> **Stated exercise**
Filter these entries, keeping only lines that hold the word "JSON".

(Records that describe figures)
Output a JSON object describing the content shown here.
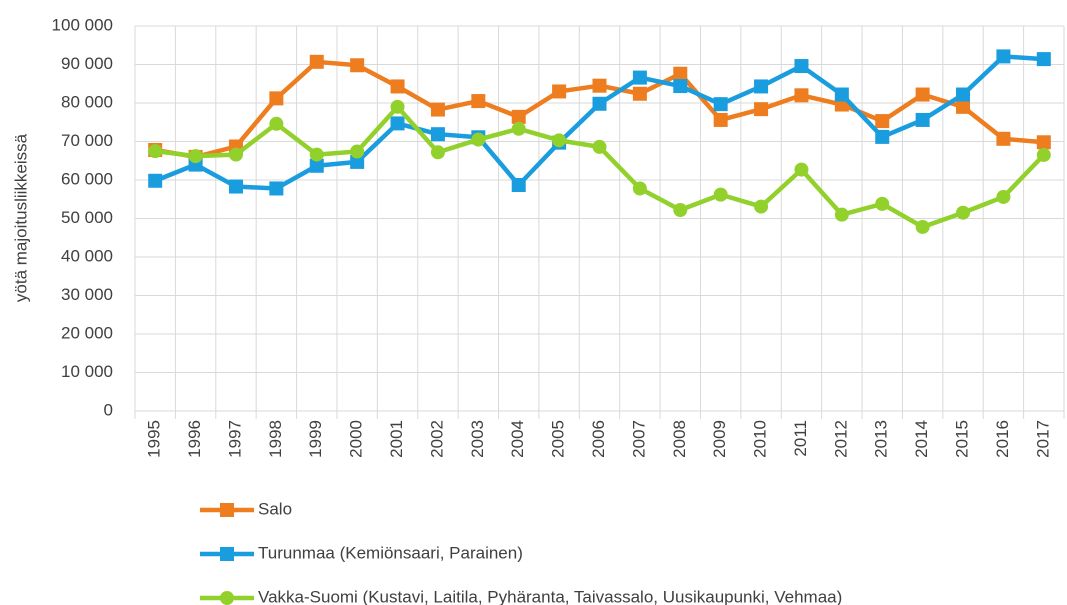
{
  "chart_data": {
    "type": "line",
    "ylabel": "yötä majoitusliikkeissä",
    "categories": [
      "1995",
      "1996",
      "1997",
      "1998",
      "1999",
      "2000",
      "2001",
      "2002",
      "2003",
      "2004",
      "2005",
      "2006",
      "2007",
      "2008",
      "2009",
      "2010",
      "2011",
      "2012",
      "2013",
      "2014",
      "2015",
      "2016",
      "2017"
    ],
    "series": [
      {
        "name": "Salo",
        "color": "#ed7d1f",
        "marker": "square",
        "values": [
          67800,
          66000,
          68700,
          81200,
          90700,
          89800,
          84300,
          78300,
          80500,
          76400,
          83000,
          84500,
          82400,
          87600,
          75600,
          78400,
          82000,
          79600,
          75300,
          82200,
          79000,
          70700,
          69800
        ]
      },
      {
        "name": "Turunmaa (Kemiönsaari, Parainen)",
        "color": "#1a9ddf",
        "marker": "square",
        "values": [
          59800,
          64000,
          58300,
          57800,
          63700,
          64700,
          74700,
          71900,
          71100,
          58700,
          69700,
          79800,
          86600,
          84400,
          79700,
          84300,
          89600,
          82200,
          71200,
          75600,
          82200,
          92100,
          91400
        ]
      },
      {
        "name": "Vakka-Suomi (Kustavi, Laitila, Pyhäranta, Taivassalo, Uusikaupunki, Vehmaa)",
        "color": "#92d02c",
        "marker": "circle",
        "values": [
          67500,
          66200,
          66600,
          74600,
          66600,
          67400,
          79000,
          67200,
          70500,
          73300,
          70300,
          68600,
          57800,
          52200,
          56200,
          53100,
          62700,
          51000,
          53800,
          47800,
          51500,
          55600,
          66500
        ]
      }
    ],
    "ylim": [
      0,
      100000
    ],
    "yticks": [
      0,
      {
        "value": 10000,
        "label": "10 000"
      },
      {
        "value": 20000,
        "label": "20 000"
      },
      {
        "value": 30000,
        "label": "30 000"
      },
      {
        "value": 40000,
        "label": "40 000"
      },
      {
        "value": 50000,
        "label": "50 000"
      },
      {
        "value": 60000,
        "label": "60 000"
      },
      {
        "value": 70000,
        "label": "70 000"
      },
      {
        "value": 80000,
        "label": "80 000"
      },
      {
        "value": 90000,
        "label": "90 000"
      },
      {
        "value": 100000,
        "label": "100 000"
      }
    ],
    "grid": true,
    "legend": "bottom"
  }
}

...

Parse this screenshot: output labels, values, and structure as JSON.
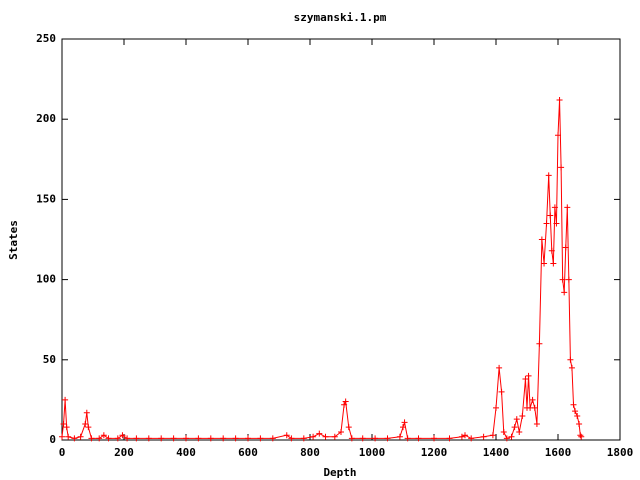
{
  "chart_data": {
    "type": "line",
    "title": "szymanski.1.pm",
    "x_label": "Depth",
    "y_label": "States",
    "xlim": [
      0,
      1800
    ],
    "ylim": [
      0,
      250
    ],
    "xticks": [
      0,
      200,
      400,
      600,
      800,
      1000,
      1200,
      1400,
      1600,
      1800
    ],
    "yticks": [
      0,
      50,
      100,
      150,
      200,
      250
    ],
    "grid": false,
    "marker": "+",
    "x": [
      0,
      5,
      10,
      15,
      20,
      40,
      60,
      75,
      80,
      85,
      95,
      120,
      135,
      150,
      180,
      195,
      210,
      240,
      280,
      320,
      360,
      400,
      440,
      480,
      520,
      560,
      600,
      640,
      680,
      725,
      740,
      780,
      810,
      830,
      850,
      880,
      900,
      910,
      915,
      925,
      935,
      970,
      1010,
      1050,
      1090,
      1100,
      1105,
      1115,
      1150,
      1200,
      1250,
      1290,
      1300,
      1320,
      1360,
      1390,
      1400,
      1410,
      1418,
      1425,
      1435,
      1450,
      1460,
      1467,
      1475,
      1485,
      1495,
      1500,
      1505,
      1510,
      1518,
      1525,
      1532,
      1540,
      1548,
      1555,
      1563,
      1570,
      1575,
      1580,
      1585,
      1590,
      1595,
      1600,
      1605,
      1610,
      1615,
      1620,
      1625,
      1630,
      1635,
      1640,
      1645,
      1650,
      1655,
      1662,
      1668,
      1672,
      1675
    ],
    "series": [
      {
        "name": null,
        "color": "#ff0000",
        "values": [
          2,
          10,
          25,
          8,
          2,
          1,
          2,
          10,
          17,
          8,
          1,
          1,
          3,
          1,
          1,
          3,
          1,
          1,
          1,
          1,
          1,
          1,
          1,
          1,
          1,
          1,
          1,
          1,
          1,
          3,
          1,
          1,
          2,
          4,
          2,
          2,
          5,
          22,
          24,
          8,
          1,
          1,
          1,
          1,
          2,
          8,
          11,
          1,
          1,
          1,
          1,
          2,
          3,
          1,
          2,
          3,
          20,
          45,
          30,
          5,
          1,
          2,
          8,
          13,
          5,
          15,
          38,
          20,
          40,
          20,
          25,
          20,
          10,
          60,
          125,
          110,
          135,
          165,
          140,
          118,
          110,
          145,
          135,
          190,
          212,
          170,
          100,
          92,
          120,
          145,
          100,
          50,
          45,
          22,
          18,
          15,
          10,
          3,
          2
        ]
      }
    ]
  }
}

==

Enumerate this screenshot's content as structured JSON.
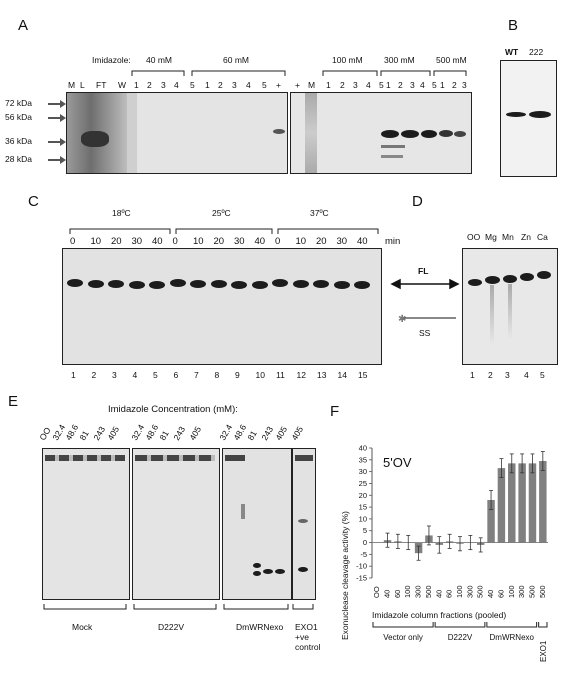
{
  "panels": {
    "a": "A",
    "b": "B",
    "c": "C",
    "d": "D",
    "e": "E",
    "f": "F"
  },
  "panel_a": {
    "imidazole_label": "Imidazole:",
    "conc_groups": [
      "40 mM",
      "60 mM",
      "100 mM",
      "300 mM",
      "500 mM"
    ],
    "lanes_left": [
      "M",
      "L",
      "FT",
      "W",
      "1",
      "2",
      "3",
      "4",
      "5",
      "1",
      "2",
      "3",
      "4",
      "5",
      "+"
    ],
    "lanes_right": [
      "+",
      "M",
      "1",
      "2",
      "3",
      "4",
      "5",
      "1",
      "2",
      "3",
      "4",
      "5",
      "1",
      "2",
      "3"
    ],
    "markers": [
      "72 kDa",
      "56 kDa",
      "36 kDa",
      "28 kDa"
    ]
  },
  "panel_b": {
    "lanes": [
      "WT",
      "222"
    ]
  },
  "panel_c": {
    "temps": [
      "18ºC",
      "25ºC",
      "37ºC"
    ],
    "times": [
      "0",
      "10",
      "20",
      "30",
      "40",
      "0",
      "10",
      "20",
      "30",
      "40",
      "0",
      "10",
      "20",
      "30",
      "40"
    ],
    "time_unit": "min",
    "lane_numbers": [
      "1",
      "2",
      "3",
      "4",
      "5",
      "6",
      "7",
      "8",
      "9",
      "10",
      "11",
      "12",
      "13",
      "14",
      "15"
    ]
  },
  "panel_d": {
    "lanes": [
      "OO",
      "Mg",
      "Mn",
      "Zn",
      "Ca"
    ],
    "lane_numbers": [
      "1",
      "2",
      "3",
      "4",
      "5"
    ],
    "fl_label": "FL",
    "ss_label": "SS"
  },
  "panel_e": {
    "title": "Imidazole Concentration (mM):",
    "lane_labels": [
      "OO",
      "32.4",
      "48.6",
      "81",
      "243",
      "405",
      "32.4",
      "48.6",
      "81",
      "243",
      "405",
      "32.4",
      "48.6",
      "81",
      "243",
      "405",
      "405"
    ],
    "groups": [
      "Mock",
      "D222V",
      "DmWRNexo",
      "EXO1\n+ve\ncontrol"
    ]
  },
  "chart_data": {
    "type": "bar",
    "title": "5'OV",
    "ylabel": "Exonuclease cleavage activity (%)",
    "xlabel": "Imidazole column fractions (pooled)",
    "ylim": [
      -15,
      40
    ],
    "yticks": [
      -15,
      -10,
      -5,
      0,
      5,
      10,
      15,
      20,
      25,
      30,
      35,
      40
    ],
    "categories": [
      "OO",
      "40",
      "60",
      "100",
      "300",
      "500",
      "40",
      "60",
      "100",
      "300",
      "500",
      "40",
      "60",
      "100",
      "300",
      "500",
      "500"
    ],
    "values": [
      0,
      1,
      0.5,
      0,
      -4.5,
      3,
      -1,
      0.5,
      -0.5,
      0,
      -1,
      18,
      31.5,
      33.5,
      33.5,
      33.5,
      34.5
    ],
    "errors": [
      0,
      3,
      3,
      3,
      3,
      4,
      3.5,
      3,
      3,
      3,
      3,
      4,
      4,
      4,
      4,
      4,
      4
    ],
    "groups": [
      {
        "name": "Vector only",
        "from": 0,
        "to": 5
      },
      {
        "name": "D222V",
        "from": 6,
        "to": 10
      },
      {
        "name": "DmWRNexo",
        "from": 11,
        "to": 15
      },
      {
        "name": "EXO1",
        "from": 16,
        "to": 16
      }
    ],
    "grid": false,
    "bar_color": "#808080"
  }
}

> **Task solution**
Output a JSON object describing the content shown here.
Parse this screenshot: output labels, values, and structure as JSON.
Enumerate this screenshot's content as structured JSON.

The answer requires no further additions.